[Excerpt from a dataset]
┌──

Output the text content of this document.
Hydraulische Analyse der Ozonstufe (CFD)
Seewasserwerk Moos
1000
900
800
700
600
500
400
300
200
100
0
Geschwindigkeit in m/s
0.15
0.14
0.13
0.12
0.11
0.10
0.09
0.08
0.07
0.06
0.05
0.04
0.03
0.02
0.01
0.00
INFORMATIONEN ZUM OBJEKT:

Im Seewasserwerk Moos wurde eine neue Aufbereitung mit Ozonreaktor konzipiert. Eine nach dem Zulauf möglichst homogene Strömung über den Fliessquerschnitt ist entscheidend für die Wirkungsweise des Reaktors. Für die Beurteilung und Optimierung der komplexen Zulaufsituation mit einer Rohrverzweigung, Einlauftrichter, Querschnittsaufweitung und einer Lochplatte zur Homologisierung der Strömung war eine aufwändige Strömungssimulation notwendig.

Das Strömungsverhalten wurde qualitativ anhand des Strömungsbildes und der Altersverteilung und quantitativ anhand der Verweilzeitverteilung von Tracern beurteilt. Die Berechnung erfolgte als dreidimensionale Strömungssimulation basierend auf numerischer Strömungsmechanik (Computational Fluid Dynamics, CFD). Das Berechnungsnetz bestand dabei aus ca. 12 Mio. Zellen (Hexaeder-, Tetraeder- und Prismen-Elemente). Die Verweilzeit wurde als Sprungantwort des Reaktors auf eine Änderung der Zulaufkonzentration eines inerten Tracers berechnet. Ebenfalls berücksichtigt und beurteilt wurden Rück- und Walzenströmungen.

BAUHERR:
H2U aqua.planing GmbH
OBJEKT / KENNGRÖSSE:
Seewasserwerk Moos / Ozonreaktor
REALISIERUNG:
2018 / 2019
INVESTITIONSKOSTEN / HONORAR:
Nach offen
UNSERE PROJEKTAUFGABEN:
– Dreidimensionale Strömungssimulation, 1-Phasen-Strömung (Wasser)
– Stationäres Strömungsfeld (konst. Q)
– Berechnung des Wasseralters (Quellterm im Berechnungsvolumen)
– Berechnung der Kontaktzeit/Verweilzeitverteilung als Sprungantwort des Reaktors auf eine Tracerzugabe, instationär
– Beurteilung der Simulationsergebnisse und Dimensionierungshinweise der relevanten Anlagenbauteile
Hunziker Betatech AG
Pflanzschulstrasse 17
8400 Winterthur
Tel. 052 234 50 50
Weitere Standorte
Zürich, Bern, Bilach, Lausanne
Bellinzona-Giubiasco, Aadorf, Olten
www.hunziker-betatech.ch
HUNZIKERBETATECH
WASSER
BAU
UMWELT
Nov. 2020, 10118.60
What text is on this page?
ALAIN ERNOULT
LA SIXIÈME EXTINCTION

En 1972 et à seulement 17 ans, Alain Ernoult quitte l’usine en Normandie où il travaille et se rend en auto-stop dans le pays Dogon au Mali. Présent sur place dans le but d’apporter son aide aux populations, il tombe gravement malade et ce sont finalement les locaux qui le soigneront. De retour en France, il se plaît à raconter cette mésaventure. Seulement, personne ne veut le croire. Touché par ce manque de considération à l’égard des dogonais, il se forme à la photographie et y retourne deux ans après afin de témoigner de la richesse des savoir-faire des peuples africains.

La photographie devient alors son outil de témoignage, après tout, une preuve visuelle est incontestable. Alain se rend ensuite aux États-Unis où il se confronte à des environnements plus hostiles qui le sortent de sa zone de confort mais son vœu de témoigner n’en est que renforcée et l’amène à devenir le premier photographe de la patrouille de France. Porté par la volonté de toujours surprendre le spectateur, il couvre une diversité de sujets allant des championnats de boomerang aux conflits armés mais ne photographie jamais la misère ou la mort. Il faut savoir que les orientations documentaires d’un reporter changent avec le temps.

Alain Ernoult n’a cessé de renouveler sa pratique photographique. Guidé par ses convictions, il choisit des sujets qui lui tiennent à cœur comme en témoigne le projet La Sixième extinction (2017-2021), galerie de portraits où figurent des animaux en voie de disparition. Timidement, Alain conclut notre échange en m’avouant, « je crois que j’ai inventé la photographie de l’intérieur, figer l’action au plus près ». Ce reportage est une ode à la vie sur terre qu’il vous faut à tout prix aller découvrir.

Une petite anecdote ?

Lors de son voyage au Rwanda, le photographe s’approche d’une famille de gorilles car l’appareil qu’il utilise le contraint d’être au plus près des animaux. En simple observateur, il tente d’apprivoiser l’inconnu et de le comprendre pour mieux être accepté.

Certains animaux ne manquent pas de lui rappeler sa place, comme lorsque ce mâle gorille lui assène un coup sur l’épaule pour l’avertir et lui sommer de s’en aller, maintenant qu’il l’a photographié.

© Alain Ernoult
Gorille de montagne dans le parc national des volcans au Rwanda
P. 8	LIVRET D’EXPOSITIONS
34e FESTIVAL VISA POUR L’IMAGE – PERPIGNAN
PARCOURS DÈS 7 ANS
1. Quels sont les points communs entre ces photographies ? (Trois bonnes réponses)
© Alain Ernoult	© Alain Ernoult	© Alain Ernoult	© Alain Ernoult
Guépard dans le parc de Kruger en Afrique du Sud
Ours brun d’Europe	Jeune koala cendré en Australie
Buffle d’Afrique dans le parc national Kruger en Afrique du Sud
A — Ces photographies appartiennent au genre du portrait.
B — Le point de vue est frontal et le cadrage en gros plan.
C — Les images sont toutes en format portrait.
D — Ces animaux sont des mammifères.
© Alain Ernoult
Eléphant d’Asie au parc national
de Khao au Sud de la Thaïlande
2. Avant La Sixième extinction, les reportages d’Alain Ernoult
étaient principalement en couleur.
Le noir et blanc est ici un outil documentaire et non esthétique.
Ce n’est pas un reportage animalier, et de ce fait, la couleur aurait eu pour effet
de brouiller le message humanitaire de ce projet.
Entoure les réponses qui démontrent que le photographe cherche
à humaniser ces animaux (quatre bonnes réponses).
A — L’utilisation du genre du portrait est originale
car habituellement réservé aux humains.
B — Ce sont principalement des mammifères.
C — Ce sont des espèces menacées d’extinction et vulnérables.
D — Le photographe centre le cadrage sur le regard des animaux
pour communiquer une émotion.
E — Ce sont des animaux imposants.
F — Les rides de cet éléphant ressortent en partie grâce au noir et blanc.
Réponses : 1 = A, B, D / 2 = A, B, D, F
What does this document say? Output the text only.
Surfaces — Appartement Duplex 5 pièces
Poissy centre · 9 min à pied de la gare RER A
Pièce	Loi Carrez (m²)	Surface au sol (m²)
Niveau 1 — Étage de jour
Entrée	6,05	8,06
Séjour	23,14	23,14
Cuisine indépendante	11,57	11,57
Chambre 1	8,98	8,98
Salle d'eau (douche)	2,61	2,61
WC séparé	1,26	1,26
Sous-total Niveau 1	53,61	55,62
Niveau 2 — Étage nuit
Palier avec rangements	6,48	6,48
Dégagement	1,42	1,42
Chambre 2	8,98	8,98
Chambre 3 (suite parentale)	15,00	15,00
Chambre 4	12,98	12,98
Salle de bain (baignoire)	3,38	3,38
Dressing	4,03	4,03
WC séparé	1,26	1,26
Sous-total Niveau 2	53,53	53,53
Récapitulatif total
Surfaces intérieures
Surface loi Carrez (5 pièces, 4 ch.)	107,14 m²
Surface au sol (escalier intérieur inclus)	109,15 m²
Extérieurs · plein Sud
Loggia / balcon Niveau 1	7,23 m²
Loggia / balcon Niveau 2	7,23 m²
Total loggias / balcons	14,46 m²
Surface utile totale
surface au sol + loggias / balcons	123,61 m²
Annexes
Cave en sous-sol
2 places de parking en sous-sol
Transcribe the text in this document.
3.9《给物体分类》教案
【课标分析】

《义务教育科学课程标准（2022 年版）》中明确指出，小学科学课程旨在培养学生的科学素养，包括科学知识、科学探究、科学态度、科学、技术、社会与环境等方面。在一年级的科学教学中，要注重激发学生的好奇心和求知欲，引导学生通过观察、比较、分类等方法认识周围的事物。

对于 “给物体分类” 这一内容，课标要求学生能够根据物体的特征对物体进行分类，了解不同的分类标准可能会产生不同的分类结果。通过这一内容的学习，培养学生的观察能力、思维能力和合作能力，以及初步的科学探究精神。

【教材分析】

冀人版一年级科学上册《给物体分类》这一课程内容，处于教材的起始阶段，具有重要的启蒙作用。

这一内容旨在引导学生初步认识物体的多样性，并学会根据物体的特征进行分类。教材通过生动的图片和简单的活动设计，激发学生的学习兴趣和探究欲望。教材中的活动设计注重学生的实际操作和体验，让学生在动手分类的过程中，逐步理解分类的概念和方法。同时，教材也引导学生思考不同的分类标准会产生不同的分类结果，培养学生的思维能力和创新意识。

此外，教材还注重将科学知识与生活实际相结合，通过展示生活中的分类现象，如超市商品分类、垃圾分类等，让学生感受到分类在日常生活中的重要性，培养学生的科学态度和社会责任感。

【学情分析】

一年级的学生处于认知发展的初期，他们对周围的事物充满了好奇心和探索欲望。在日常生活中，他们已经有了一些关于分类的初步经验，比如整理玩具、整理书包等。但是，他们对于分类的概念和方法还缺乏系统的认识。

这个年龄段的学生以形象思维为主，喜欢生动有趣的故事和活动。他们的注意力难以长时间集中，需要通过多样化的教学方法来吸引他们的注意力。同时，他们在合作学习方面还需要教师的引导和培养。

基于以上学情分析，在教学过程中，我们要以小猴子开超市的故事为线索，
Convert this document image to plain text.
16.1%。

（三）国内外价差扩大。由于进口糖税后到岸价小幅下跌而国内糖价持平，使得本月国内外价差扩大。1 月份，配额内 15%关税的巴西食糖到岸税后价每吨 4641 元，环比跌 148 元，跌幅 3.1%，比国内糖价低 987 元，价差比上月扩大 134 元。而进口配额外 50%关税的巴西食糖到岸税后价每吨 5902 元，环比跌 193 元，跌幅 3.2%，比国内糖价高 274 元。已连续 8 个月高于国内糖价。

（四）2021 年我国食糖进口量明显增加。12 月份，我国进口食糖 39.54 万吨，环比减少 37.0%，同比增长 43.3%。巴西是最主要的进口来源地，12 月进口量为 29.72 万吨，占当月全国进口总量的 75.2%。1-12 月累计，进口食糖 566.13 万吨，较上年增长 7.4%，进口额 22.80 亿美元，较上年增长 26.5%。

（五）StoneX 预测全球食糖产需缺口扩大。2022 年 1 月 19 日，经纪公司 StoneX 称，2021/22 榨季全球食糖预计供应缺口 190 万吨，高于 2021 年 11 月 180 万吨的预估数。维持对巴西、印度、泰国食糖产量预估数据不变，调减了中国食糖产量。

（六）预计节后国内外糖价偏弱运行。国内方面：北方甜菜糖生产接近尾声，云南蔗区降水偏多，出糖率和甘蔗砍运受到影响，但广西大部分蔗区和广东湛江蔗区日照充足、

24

└──

WHAT YOU HAVE TO DO: Extract every line that has the string "genre" in it.

EXERCISE OUTPUT:
A — Ces photographies appartiennent au genre du portrait.
A — L’utilisation du genre du portrait est originale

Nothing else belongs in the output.